### What you are asked to do
Your task is to repeat the listing exactly.

[Data entries]
==========

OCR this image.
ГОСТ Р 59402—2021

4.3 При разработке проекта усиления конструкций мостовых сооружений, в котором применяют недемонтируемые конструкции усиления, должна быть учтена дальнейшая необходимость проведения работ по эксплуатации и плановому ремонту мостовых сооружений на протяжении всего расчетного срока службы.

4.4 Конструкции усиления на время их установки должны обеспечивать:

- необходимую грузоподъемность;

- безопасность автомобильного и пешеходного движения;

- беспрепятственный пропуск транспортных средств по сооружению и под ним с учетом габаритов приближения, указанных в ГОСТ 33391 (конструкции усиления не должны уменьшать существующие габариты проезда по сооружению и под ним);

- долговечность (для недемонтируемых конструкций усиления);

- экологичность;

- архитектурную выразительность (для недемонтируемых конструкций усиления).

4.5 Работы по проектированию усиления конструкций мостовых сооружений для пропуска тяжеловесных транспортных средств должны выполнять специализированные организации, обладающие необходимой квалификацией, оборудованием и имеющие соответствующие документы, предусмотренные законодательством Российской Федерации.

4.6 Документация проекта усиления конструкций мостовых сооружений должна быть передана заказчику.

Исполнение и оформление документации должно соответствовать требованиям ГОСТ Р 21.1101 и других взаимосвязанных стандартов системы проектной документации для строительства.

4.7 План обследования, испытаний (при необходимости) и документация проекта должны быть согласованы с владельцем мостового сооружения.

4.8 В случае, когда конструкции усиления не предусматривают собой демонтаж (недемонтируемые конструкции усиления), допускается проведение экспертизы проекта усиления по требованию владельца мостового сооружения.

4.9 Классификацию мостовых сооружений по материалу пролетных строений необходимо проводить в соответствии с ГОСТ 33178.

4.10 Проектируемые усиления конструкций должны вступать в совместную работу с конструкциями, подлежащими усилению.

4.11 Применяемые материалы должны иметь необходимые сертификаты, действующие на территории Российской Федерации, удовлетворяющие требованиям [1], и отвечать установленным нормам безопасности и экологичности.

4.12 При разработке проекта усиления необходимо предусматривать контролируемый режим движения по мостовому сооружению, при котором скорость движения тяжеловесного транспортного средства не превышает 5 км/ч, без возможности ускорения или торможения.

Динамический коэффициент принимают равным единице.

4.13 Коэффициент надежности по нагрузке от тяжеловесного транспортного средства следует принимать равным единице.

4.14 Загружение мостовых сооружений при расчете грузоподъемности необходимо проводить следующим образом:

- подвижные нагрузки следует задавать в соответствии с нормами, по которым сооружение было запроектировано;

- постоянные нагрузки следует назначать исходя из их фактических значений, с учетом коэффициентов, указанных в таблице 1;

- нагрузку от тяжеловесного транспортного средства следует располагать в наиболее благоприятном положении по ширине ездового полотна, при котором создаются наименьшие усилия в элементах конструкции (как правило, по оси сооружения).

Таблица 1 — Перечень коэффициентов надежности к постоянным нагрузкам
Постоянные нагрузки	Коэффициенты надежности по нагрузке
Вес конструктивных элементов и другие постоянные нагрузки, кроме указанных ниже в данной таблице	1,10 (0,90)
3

==========

### The reply
OCR this image.
ГОСТ Р 59402—2021

4.3 При разработке проекта усиления конструкций мостовых сооружений, в котором применяют недемонтируемые конструкции усиления, должна быть учтена дальнейшая необходимость проведения работ по эксплуатации и плановому ремонту мостовых сооружений на протяжении всего расчетного срока службы.

4.4 Конструкции усиления на время их установки должны обеспечивать:

- необходимую грузоподъемность;

- безопасность автомобильного и пешеходного движения;

- беспрепятственный пропуск транспортных средств по сооружению и под ним с учетом габаритов приближения, указанных в ГОСТ 33391 (конструкции усиления не должны уменьшать существующие габариты проезда по сооружению и под ним);

- долговечность (для недемонтируемых конструкций усиления);

- экологичность;

- архитектурную выразительность (для недемонтируемых конструкций усиления).

4.5 Работы по проектированию усиления конструкций мостовых сооружений для пропуска тяжеловесных транспортных средств должны выполнять специализированные организации, обладающие необходимой квалификацией, оборудованием и имеющие соответствующие документы, предусмотренные законодательством Российской Федерации.

4.6 Документация проекта усиления конструкций мостовых сооружений должна быть передана заказчику.

Исполнение и оформление документации должно соответствовать требованиям ГОСТ Р 21.1101 и других взаимосвязанных стандартов системы проектной документации для строительства.

4.7 План обследования, испытаний (при необходимости) и документация проекта должны быть согласованы с владельцем мостового сооружения.

4.8 В случае, когда конструкции усиления не предусматривают собой демонтаж (недемонтируемые конструкции усиления), допускается проведение экспертизы проекта усиления по требованию владельца мостового сооружения.

4.9 Классификацию мостовых сооружений по материалу пролетных строений необходимо проводить в соответствии с ГОСТ 33178.

4.10 Проектируемые усиления конструкций должны вступать в совместную работу с конструкциями, подлежащими усилению.

4.11 Применяемые материалы должны иметь необходимые сертификаты, действующие на территории Российской Федерации, удовлетворяющие требованиям [1], и отвечать установленным нормам безопасности и экологичности.

4.12 При разработке проекта усиления необходимо предусматривать контролируемый режим движения по мостовому сооружению, при котором скорость движения тяжеловесного транспортного средства не превышает 5 км/ч, без возможности ускорения или торможения.

Динамический коэффициент принимают равным единице.

4.13 Коэффициент надежности по нагрузке от тяжеловесного транспортного средства следует принимать равным единице.

4.14 Загружение мостовых сооружений при расчете грузоподъемности необходимо проводить следующим образом:

- подвижные нагрузки следует задавать в соответствии с нормами, по которым сооружение было запроектировано;

- постоянные нагрузки следует назначать исходя из их фактических значений, с учетом коэффициентов, указанных в таблице 1;

- нагрузку от тяжеловесного транспортного средства следует располагать в наиболее благоприятном положении по ширине ездового полотна, при котором создаются наименьшие усилия в элементах конструкции (как правило, по оси сооружения).

Таблица 1 — Перечень коэффициентов надежности к постоянным нагрузкам
Постоянные нагрузки	Коэффициенты надежности по нагрузке
Вес конструктивных элементов и другие постоянные нагрузки, кроме указанных ниже в данной таблице	1,10 (0,90)
3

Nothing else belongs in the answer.